#### [Given data]
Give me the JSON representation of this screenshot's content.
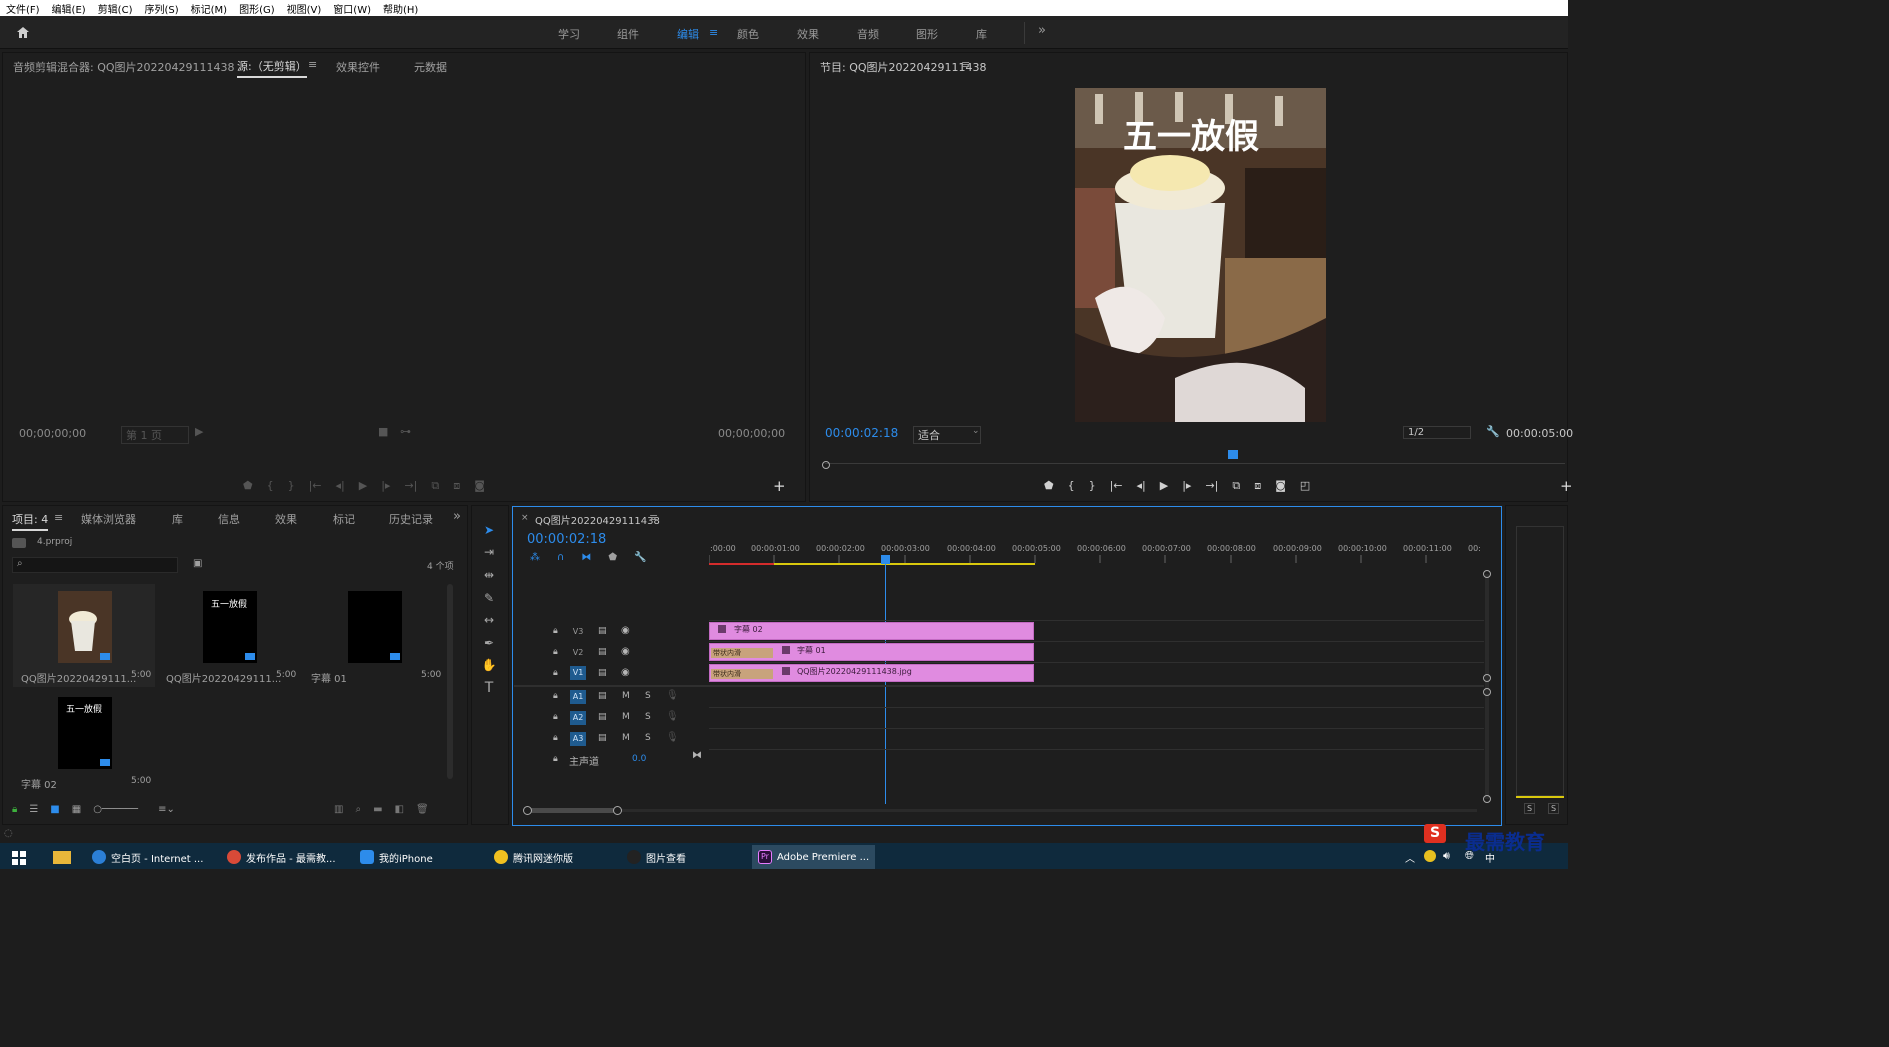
{
  "menu": [
    "文件(F)",
    "编辑(E)",
    "剪辑(C)",
    "序列(S)",
    "标记(M)",
    "图形(G)",
    "视图(V)",
    "窗口(W)",
    "帮助(H)"
  ],
  "workspaces": [
    "学习",
    "组件",
    "编辑",
    "颜色",
    "效果",
    "音频",
    "图形",
    "库"
  ],
  "workspace_active": "编辑",
  "source_panel": {
    "tabs": [
      "音频剪辑混合器: QQ图片20220429111438",
      "源:（无剪辑）",
      "效果控件",
      "元数据"
    ],
    "tc_left": "00;00;00;00",
    "page_select": "第 1 页",
    "tc_right": "00;00;00;00"
  },
  "program_panel": {
    "title": "节目: QQ图片20220429111438",
    "timecode": "00:00:02:18",
    "fit": "适合",
    "resolution": "1/2",
    "duration": "00:00:05:00",
    "overlay_text": "五一放假"
  },
  "project_panel": {
    "tabs": [
      "项目: 4",
      "媒体浏览器",
      "库",
      "信息",
      "效果",
      "标记",
      "历史记录"
    ],
    "file": "4.prproj",
    "count": "4 个项",
    "items": [
      {
        "name": "QQ图片20220429111...",
        "dur": "5:00",
        "thumb_text": ""
      },
      {
        "name": "QQ图片20220429111...",
        "dur": "5:00",
        "thumb_text": "五一放假"
      },
      {
        "name": "字幕 01",
        "dur": "5:00",
        "thumb_text": ""
      },
      {
        "name": "字幕 02",
        "dur": "5:00",
        "thumb_text": "五一放假"
      }
    ]
  },
  "timeline": {
    "tab": "QQ图片20220429111438",
    "timecode": "00:00:02:18",
    "ruler": [
      ":00:00",
      "00:00:01:00",
      "00:00:02:00",
      "00:00:03:00",
      "00:00:04:00",
      "00:00:05:00",
      "00:00:06:00",
      "00:00:07:00",
      "00:00:08:00",
      "00:00:09:00",
      "00:00:10:00",
      "00:00:11:00",
      "00:"
    ],
    "video_tracks": [
      "V3",
      "V2",
      "V1"
    ],
    "audio_tracks": [
      "A1",
      "A2",
      "A3"
    ],
    "master_label": "主声道",
    "master_value": "0.0",
    "clips": {
      "v3": "字幕 02",
      "v2": "字幕 01",
      "v1": "QQ图片20220429111438.jpg",
      "fx_label": "带状内滑"
    },
    "track_buttons": {
      "m": "M",
      "s": "S"
    }
  },
  "audio_meter": {
    "s1": "S",
    "s2": "S"
  },
  "taskbar": {
    "items": [
      "空白页 - Internet ...",
      "发布作品 - 最需教...",
      "我的iPhone",
      "腾讯网迷你版",
      "图片查看",
      "Adobe Premiere ..."
    ],
    "tray_text": "中",
    "watermark": "最需教育"
  }
}
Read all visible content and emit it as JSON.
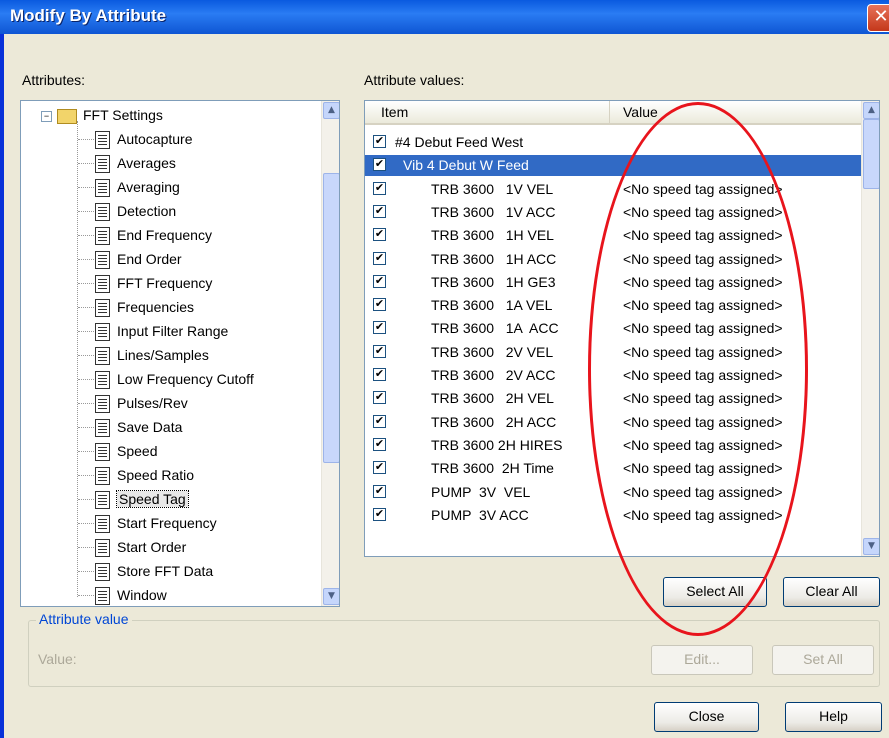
{
  "window": {
    "title": "Modify By Attribute",
    "close_glyph": "✕"
  },
  "labels": {
    "attributes": "Attributes:",
    "attribute_values": "Attribute values:"
  },
  "tree": {
    "root": "FFT Settings",
    "items": [
      "Autocapture",
      "Averages",
      "Averaging",
      "Detection",
      "End Frequency",
      "End Order",
      "FFT Frequency",
      "Frequencies",
      "Input Filter Range",
      "Lines/Samples",
      "Low Frequency Cutoff",
      "Pulses/Rev",
      "Save Data",
      "Speed",
      "Speed Ratio",
      "Speed Tag",
      "Start Frequency",
      "Start Order",
      "Store FFT Data",
      "Window"
    ],
    "selected": "Speed Tag"
  },
  "list": {
    "columns": {
      "item": "Item",
      "value": "Value"
    },
    "rows": [
      {
        "item": "#4 Debut Feed West",
        "value": "",
        "indent": 0
      },
      {
        "item": "Vib 4 Debut W Feed",
        "value": "",
        "indent": 1,
        "highlighted": true
      },
      {
        "item": "TRB 3600   1V VEL",
        "value": "<No speed tag assigned>",
        "indent": 2
      },
      {
        "item": "TRB 3600   1V ACC",
        "value": "<No speed tag assigned>",
        "indent": 2
      },
      {
        "item": "TRB 3600   1H VEL",
        "value": "<No speed tag assigned>",
        "indent": 2
      },
      {
        "item": "TRB 3600   1H ACC",
        "value": "<No speed tag assigned>",
        "indent": 2
      },
      {
        "item": "TRB 3600   1H GE3",
        "value": "<No speed tag assigned>",
        "indent": 2
      },
      {
        "item": "TRB 3600   1A VEL",
        "value": "<No speed tag assigned>",
        "indent": 2
      },
      {
        "item": "TRB 3600   1A  ACC",
        "value": "<No speed tag assigned>",
        "indent": 2
      },
      {
        "item": "TRB 3600   2V VEL",
        "value": "<No speed tag assigned>",
        "indent": 2
      },
      {
        "item": "TRB 3600   2V ACC",
        "value": "<No speed tag assigned>",
        "indent": 2
      },
      {
        "item": "TRB 3600   2H VEL",
        "value": "<No speed tag assigned>",
        "indent": 2
      },
      {
        "item": "TRB 3600   2H ACC",
        "value": "<No speed tag assigned>",
        "indent": 2
      },
      {
        "item": "TRB 3600 2H HIRES",
        "value": "<No speed tag assigned>",
        "indent": 2
      },
      {
        "item": "TRB 3600  2H Time",
        "value": "<No speed tag assigned>",
        "indent": 2
      },
      {
        "item": "PUMP  3V  VEL",
        "value": "<No speed tag assigned>",
        "indent": 2
      },
      {
        "item": "PUMP  3V ACC",
        "value": "<No speed tag assigned>",
        "indent": 2
      }
    ],
    "check_glyph": "✔"
  },
  "buttons": {
    "select_all": "Select All",
    "clear_all": "Clear All",
    "edit": "Edit...",
    "set_all": "Set All",
    "close": "Close",
    "help": "Help"
  },
  "attribute_value": {
    "group_label": "Attribute value",
    "value_label": "Value:"
  },
  "colors": {
    "title_bar": "#0a5adf",
    "selection": "#316ac5",
    "annotation_ellipse": "#e8141c"
  }
}
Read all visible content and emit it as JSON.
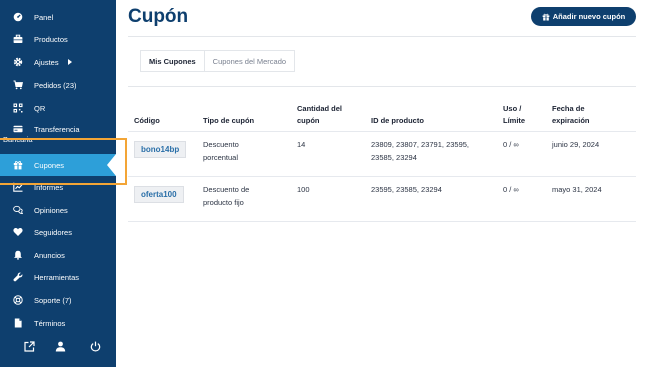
{
  "sidebar": {
    "items": [
      {
        "label": "Panel",
        "icon": "dashboard-icon"
      },
      {
        "label": "Productos",
        "icon": "briefcase-icon"
      },
      {
        "label": "Ajustes",
        "icon": "gear-icon"
      },
      {
        "label": "Pedidos (23)",
        "icon": "cart-icon"
      },
      {
        "label": "QR",
        "icon": "qr-icon"
      },
      {
        "label": "Transferencia",
        "label2": "Bancaria",
        "icon": "bank-transfer-icon"
      },
      {
        "label": "Cupones",
        "icon": "gift-icon"
      },
      {
        "label": "Informes",
        "icon": "chart-icon"
      },
      {
        "label": "Opiniones",
        "icon": "chat-icon"
      },
      {
        "label": "Seguidores",
        "icon": "heart-icon"
      },
      {
        "label": "Anuncios",
        "icon": "bell-icon"
      },
      {
        "label": "Herramientas",
        "icon": "wrench-icon"
      },
      {
        "label": "Soporte (7)",
        "icon": "support-icon"
      },
      {
        "label": "Términos",
        "icon": "document-icon"
      }
    ],
    "active": "Cupones",
    "bottom_icons": [
      "external-link-icon",
      "user-icon",
      "power-icon"
    ]
  },
  "header": {
    "title": "Cupón",
    "add_button": "Añadir nuevo cupón"
  },
  "tabs": [
    "Mis Cupones",
    "Cupones del Mercado"
  ],
  "table": {
    "headers": {
      "code": "Código",
      "type": "Tipo de cupón",
      "amount_1": "Cantidad del",
      "amount_2": "cupón",
      "product": "ID de producto",
      "usage_1": "Uso /",
      "usage_2": "Límite",
      "expiry_1": "Fecha de",
      "expiry_2": "expiración"
    },
    "rows": [
      {
        "code": "bono14bp",
        "type_1": "Descuento",
        "type_2": "porcentual",
        "amount": "14",
        "product_1": "23809, 23807, 23791, 23595,",
        "product_2": "23585, 23294",
        "usage": "0 / ∞",
        "expiry": "junio 29, 2024"
      },
      {
        "code": "oferta100",
        "type_1": "Descuento de",
        "type_2": "producto fijo",
        "amount": "100",
        "product_1": "23595, 23585, 23294",
        "product_2": "",
        "usage": "0 / ∞",
        "expiry": "mayo 31, 2024"
      }
    ]
  },
  "colors": {
    "sidebar_bg": "#0e3f6e",
    "active_item": "#2d9fd9",
    "highlight": "#f3a536",
    "code_text": "#2a6fa8"
  }
}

#### [Aim]
Return every line containing "Frequency".

#### [Written answer]
      "End Frequency",
      "FFT Frequency",
      "Low Frequency Cutoff",
      "Start Frequency",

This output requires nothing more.